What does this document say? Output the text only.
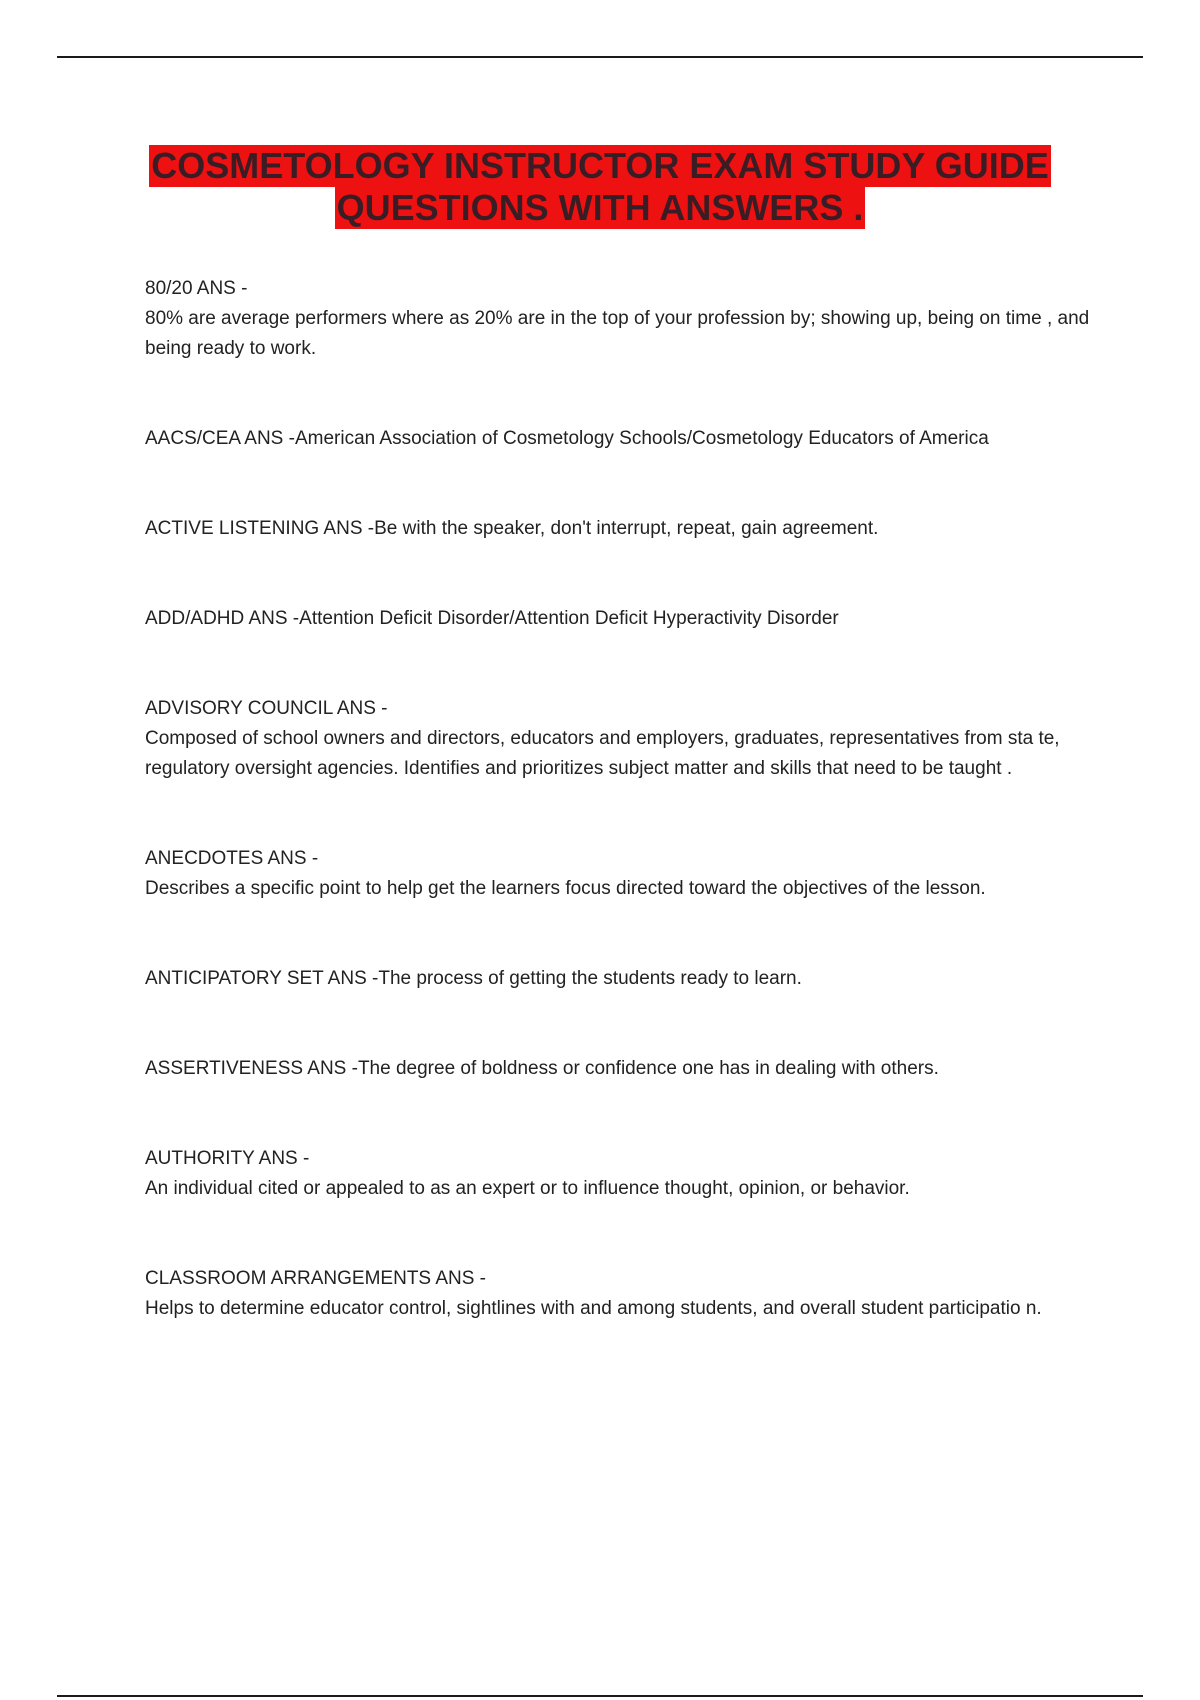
COSMETOLOGY INSTRUCTOR EXAM STUDY GUIDE
QUESTIONS WITH ANSWERS .
80/20 ANS -
80% are average performers where as 20% are in the top of your profession by; showing up, being on time , and being ready to work.
AACS/CEA ANS -American Association of Cosmetology Schools/Cosmetology Educators of America
ACTIVE LISTENING ANS -Be with the speaker, don't interrupt, repeat, gain agreement.
ADD/ADHD ANS -Attention Deficit Disorder/Attention Deficit Hyperactivity Disorder
ADVISORY COUNCIL ANS -
Composed of school owners and directors, educators and employers, graduates, representatives from sta te, regulatory oversight agencies. Identifies and prioritizes subject matter and skills that need to be taught .
ANECDOTES ANS -
Describes a specific point to help get the learners focus directed toward the objectives of the lesson.
ANTICIPATORY SET ANS -The process of getting the students ready to learn.
ASSERTIVENESS ANS -The degree of boldness or confidence one has in dealing with others.
AUTHORITY ANS -
An individual cited or appealed to as an expert or to influence thought, opinion, or behavior.
CLASSROOM ARRANGEMENTS ANS -
Helps to determine educator control, sightlines with and among students, and overall student participatio n.
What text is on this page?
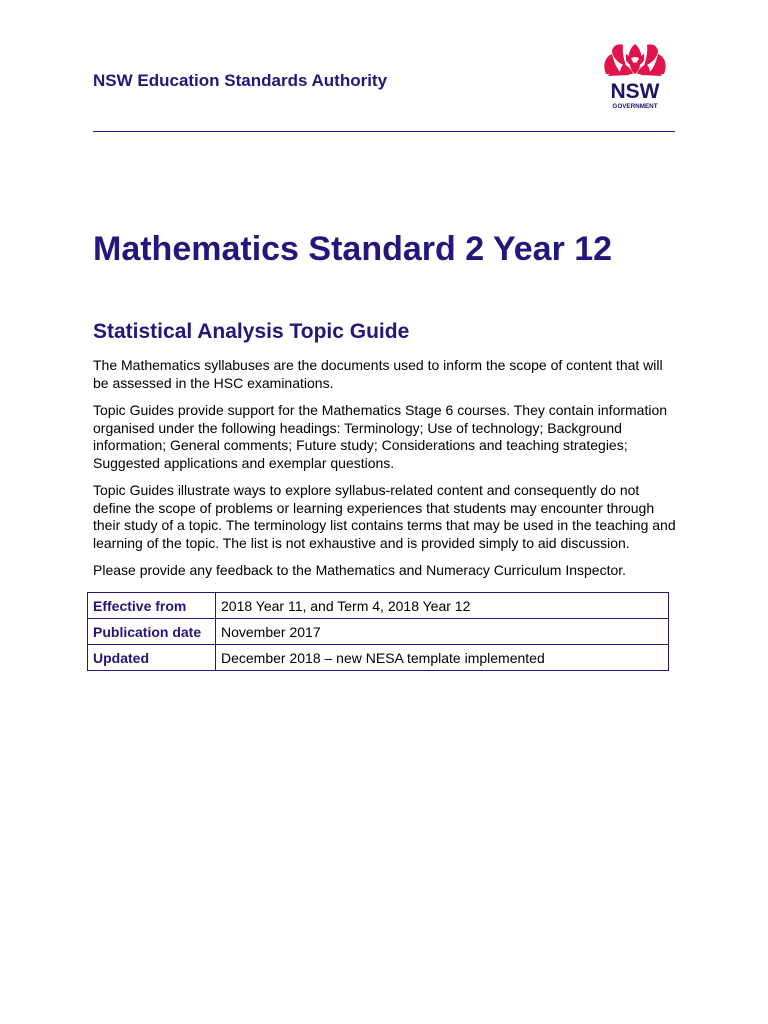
NSW Education Standards Authority	NSW
GOVERNMENT
Mathematics Standard 2 Year 12
Statistical Analysis Topic Guide

The Mathematics syllabuses are the documents used to inform the scope of content that will
be assessed in the HSC examinations.

Topic Guides provide support for the Mathematics Stage 6 courses. They contain information
organised under the following headings: Terminology; Use of technology; Background
information; General comments; Future study; Considerations and teaching strategies;
Suggested applications and exemplar questions.

Topic Guides illustrate ways to explore syllabus-related content and consequently do not
define the scope of problems or learning experiences that students may encounter through
their study of a topic. The terminology list contains terms that may be used in the teaching and
learning of the topic. The list is not exhaustive and is provided simply to aid discussion.

Please provide any feedback to the Mathematics and Numeracy Curriculum Inspector.

Effective from	2018 Year 11, and Term 4, 2018 Year 12
Publication date	November 2017
Updated	December 2018 – new NESA template implemented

+++

§ **CHALLENGE**: Find every line in the records above that holds the word "scope", and copy each one.

§ **EXERCISE RESPONSE**:
The Mathematics syllabuses are the documents used to inform the scope of content that will
define the scope of problems or learning experiences that students may encounter through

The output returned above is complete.